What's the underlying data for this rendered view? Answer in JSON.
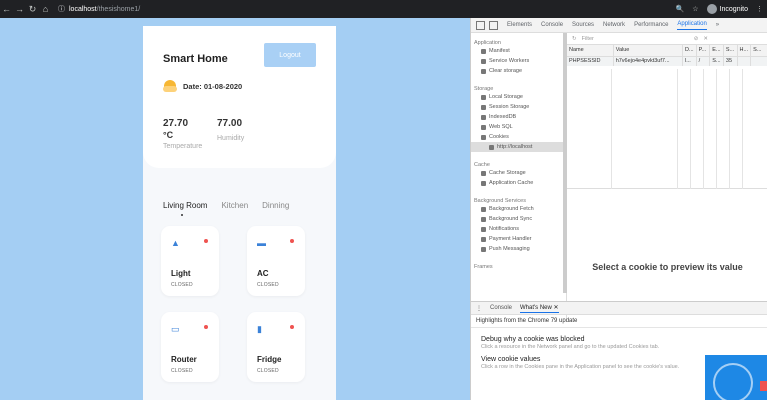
{
  "browser": {
    "url_host": "localhost",
    "url_path": "/thesishome1/",
    "profile_label": "Incognito"
  },
  "app": {
    "title": "Smart Home",
    "logout_label": "Logout",
    "date_text": "Date: 01-08-2020",
    "temperature": {
      "value": "27.70",
      "unit": "°C",
      "label": "Temperature"
    },
    "humidity": {
      "value": "77.00",
      "label": "Humidity"
    },
    "rooms": [
      {
        "label": "Living Room",
        "active": true
      },
      {
        "label": "Kitchen",
        "active": false
      },
      {
        "label": "Dinning",
        "active": false
      }
    ],
    "devices": [
      {
        "name": "Light",
        "state": "CLOSED",
        "icon": "lamp-icon"
      },
      {
        "name": "AC",
        "state": "CLOSED",
        "icon": "ac-icon"
      },
      {
        "name": "Router",
        "state": "CLOSED",
        "icon": "router-icon"
      },
      {
        "name": "Fridge",
        "state": "CLOSED",
        "icon": "fridge-icon"
      }
    ],
    "colors": {
      "background": "#a4cef3",
      "logout": "#a9d0f5",
      "status_off": "#ef5350",
      "icon": "#3b82d8"
    }
  },
  "devtools": {
    "tabs": [
      "Elements",
      "Console",
      "Sources",
      "Network",
      "Performance",
      "Application",
      "»"
    ],
    "active_tab": "Application",
    "sidebar": {
      "application_header": "Application",
      "application_items": [
        "Manifest",
        "Service Workers",
        "Clear storage"
      ],
      "storage_header": "Storage",
      "storage_items": [
        "Local Storage",
        "Session Storage",
        "IndexedDB",
        "Web SQL",
        "Cookies"
      ],
      "cookies_child": "http://localhost",
      "cache_header": "Cache",
      "cache_items": [
        "Cache Storage",
        "Application Cache"
      ],
      "bg_header": "Background Services",
      "bg_items": [
        "Background Fetch",
        "Background Sync",
        "Notifications",
        "Payment Handler",
        "Push Messaging"
      ],
      "frames_header": "Frames"
    },
    "filter_placeholder": "Filter",
    "cookie_columns": [
      "Name",
      "Value",
      "D...",
      "P...",
      "E...",
      "S...",
      "H...",
      "S..."
    ],
    "cookie_rows": [
      [
        "PHPSESSID",
        "h7v6ejo4e4pvkt3uf7...",
        "l...",
        "/",
        "S...",
        "35",
        "",
        ""
      ]
    ],
    "preview_text": "Select a cookie to preview its value",
    "drawer": {
      "tabs": [
        "Console",
        "What's New"
      ],
      "highlights": "Highlights from the Chrome 79 update",
      "items": [
        {
          "title": "Debug why a cookie was blocked",
          "desc": "Click a resource in the Network panel and go to the updated Cookies tab."
        },
        {
          "title": "View cookie values",
          "desc": "Click a row in the Cookies pane in the Application panel to see the cookie's value."
        }
      ]
    }
  }
}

### TASK TO COMPLETE:
Reproduce the listing above exactly, excluding all pictures.

### OUTPUT:
What's the underlying data for this rendered view? Answer in JSON.
{
  "browser": {
    "url_host": "localhost",
    "url_path": "/thesishome1/",
    "profile_label": "Incognito"
  },
  "app": {
    "title": "Smart Home",
    "logout_label": "Logout",
    "date_text": "Date: 01-08-2020",
    "temperature": {
      "value": "27.70",
      "unit": "°C",
      "label": "Temperature"
    },
    "humidity": {
      "value": "77.00",
      "label": "Humidity"
    },
    "rooms": [
      {
        "label": "Living Room",
        "active": true
      },
      {
        "label": "Kitchen",
        "active": false
      },
      {
        "label": "Dinning",
        "active": false
      }
    ],
    "devices": [
      {
        "name": "Light",
        "state": "CLOSED",
        "icon": "lamp-icon"
      },
      {
        "name": "AC",
        "state": "CLOSED",
        "icon": "ac-icon"
      },
      {
        "name": "Router",
        "state": "CLOSED",
        "icon": "router-icon"
      },
      {
        "name": "Fridge",
        "state": "CLOSED",
        "icon": "fridge-icon"
      }
    ],
    "colors": {
      "background": "#a4cef3",
      "logout": "#a9d0f5",
      "status_off": "#ef5350",
      "icon": "#3b82d8"
    }
  },
  "devtools": {
    "tabs": [
      "Elements",
      "Console",
      "Sources",
      "Network",
      "Performance",
      "Application",
      "»"
    ],
    "active_tab": "Application",
    "sidebar": {
      "application_header": "Application",
      "application_items": [
        "Manifest",
        "Service Workers",
        "Clear storage"
      ],
      "storage_header": "Storage",
      "storage_items": [
        "Local Storage",
        "Session Storage",
        "IndexedDB",
        "Web SQL",
        "Cookies"
      ],
      "cookies_child": "http://localhost",
      "cache_header": "Cache",
      "cache_items": [
        "Cache Storage",
        "Application Cache"
      ],
      "bg_header": "Background Services",
      "bg_items": [
        "Background Fetch",
        "Background Sync",
        "Notifications",
        "Payment Handler",
        "Push Messaging"
      ],
      "frames_header": "Frames"
    },
    "filter_placeholder": "Filter",
    "cookie_columns": [
      "Name",
      "Value",
      "D...",
      "P...",
      "E...",
      "S...",
      "H...",
      "S..."
    ],
    "cookie_rows": [
      [
        "PHPSESSID",
        "h7v6ejo4e4pvkt3uf7...",
        "l...",
        "/",
        "S...",
        "35",
        "",
        ""
      ]
    ],
    "preview_text": "Select a cookie to preview its value",
    "drawer": {
      "tabs": [
        "Console",
        "What's New"
      ],
      "highlights": "Highlights from the Chrome 79 update",
      "items": [
        {
          "title": "Debug why a cookie was blocked",
          "desc": "Click a resource in the Network panel and go to the updated Cookies tab."
        },
        {
          "title": "View cookie values",
          "desc": "Click a row in the Cookies pane in the Application panel to see the cookie's value."
        }
      ]
    }
  }
}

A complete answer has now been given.